• WHAT IS EXPECTED:
Wherever the string "Liquidity" appears in the listing, copy that line.

── RECORD EXTRACTS

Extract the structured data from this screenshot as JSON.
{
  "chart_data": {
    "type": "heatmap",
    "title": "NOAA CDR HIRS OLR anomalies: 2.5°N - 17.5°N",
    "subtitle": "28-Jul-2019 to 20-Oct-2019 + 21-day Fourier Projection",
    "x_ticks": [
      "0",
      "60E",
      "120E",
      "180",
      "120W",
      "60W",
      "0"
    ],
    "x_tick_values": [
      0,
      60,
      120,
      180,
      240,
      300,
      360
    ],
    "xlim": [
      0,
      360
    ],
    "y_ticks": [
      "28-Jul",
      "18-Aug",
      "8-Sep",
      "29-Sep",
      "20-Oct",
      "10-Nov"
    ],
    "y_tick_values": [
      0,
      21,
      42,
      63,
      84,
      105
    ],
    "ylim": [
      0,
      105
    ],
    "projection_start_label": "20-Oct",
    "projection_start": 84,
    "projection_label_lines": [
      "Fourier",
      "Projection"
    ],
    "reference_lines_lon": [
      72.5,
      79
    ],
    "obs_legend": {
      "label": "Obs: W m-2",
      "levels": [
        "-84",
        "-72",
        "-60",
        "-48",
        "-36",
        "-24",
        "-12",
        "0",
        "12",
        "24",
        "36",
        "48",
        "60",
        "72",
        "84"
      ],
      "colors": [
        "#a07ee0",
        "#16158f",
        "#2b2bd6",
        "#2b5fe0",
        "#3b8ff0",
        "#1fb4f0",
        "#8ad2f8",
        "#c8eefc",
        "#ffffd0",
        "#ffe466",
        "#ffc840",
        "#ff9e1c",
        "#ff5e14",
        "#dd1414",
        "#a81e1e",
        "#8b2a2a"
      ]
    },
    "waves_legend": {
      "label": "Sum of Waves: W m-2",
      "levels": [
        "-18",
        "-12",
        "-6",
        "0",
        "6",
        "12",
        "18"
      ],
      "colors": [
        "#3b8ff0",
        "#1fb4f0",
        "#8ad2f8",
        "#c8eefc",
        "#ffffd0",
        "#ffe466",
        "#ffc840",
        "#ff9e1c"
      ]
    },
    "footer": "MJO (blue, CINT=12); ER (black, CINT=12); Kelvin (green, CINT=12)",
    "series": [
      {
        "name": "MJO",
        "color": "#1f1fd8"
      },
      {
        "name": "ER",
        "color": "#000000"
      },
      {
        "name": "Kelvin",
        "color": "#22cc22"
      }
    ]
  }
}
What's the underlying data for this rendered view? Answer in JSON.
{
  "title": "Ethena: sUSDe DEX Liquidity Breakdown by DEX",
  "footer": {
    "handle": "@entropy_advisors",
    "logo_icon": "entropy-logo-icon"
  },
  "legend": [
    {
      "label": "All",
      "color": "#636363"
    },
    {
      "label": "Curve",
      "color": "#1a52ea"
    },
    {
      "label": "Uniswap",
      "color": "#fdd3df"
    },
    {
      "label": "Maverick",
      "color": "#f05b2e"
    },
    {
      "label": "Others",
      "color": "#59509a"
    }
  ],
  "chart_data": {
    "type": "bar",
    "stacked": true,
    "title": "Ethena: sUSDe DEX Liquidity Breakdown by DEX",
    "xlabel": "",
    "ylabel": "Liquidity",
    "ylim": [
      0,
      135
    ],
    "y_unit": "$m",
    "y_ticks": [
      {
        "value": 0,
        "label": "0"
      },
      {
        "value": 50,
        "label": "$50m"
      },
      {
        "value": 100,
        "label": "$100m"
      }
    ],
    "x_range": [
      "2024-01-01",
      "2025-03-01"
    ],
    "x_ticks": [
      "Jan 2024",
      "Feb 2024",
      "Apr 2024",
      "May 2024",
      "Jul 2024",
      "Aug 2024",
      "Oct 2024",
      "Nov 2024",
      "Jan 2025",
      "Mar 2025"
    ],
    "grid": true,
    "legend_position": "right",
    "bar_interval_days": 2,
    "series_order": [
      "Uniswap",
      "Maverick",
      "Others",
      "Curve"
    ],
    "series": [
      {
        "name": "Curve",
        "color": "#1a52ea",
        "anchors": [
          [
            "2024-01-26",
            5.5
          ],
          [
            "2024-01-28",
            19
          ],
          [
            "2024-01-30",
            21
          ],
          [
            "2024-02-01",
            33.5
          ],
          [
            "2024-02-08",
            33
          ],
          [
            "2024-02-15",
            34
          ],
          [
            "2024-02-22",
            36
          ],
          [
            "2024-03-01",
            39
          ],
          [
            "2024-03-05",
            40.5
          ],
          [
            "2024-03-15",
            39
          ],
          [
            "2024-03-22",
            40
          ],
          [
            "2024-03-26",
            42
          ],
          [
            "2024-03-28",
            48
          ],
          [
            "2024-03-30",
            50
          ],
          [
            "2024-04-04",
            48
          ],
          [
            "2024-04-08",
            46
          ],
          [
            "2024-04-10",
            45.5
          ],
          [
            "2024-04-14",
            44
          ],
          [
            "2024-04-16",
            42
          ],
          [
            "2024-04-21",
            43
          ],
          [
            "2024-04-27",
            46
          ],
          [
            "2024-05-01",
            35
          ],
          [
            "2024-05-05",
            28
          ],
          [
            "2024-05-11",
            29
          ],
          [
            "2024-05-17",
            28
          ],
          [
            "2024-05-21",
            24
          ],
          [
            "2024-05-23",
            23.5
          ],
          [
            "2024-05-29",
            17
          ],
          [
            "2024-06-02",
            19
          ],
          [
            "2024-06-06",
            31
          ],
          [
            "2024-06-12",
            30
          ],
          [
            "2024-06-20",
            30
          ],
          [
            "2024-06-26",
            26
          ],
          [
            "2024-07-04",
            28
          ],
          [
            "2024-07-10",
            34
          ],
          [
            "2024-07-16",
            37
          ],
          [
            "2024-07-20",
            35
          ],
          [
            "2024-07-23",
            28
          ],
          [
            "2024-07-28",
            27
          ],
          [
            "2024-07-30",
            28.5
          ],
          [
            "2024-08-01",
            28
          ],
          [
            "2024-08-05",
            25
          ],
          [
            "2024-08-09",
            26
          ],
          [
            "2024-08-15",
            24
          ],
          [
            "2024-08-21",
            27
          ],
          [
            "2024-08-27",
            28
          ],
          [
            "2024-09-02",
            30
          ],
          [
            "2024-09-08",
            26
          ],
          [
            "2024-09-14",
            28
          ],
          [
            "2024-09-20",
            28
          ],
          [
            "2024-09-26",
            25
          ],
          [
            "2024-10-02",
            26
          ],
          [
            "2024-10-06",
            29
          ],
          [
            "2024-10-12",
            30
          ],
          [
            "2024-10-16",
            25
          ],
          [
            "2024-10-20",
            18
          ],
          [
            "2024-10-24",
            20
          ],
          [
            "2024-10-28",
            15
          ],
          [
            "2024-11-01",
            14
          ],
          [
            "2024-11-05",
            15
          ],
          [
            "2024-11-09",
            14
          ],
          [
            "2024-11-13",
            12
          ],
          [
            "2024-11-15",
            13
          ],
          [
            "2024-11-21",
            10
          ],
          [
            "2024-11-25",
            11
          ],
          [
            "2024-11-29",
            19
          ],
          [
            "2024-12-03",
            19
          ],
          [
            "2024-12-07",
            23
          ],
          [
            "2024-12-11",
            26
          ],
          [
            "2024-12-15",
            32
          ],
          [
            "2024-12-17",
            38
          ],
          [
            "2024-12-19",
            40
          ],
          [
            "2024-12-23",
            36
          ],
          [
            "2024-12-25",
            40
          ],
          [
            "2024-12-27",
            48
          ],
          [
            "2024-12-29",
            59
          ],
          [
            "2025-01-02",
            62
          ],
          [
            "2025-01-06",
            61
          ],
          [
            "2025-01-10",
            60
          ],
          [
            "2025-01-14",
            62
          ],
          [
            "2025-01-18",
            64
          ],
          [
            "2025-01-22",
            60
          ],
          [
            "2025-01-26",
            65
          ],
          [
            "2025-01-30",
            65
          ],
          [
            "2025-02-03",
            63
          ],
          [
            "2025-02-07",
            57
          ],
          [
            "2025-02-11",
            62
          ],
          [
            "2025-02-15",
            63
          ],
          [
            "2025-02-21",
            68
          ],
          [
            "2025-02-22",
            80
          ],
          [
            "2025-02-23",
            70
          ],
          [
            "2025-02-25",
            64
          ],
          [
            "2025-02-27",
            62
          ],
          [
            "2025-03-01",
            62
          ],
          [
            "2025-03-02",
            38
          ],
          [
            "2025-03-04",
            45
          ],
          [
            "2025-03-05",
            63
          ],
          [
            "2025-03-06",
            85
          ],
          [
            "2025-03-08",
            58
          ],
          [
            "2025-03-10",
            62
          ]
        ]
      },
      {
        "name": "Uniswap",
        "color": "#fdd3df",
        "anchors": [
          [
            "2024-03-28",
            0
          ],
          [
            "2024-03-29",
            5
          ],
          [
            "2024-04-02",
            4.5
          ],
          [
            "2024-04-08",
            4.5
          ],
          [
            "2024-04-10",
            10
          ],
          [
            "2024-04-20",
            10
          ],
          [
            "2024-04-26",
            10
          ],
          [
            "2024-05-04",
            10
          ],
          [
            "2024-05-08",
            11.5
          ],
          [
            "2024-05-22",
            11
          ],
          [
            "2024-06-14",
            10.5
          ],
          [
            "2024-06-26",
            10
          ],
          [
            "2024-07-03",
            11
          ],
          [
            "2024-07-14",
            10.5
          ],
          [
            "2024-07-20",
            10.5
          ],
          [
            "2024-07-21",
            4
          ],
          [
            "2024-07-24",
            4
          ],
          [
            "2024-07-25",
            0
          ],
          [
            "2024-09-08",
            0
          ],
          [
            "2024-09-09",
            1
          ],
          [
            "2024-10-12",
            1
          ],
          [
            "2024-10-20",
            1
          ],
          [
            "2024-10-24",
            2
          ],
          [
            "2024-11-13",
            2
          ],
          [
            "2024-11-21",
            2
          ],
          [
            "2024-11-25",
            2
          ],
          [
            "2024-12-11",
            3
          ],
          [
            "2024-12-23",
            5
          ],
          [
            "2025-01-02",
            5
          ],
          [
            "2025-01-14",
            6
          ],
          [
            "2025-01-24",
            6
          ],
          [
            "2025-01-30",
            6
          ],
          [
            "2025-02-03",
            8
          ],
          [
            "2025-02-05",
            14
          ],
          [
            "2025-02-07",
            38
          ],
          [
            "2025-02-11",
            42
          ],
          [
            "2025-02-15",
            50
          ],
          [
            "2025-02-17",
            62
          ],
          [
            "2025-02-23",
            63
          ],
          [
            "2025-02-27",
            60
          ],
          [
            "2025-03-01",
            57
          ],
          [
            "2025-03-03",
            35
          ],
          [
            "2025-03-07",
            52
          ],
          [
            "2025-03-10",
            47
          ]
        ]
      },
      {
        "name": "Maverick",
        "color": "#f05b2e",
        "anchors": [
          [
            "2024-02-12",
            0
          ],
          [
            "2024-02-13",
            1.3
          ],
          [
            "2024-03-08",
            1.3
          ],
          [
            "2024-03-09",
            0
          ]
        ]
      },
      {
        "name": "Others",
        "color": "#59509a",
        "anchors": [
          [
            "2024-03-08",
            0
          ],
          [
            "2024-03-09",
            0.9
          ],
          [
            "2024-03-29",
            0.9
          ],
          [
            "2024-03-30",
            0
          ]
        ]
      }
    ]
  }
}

────

• COMPLETE ANSWER:
  "title": "Ethena: sUSDe DEX Liquidity Breakdown by DEX",
    "title": "Ethena: sUSDe DEX Liquidity Breakdown by DEX",
    "ylabel": "Liquidity",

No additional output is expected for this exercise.